▸ DATA PROVIDED:
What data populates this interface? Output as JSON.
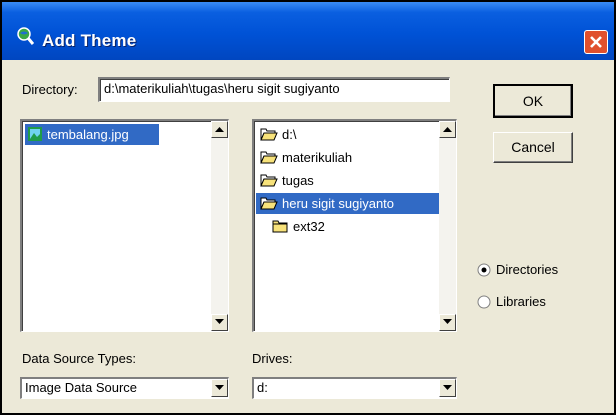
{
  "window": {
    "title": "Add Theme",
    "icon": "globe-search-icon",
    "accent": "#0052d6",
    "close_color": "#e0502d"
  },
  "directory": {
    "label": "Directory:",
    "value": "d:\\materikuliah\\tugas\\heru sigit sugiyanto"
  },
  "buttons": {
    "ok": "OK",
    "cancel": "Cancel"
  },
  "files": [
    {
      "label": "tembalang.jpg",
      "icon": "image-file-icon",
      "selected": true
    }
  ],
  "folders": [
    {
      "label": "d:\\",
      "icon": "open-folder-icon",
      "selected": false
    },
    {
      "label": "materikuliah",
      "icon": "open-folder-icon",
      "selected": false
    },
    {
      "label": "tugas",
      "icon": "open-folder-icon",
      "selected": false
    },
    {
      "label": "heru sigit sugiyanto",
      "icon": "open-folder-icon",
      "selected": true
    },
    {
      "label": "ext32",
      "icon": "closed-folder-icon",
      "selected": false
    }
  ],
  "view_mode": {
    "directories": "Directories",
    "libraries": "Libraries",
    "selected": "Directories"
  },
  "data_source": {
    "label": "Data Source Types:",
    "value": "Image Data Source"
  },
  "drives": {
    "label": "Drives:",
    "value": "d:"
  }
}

* * *

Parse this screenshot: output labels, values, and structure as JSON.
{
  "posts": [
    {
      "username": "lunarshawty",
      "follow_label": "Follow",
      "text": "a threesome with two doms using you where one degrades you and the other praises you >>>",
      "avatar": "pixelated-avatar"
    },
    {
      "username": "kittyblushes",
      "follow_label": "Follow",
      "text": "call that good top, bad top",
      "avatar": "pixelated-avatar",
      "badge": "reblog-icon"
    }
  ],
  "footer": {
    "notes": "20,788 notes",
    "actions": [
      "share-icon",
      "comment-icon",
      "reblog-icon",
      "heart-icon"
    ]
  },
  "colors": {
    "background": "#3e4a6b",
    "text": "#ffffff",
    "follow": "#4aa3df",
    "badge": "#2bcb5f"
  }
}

▸ WHAT THE TASK ASKS:
Find the number of lines in which the word "JSON" occurs, and write nothing but that number.

▸ EXPECTED ANSWER:
2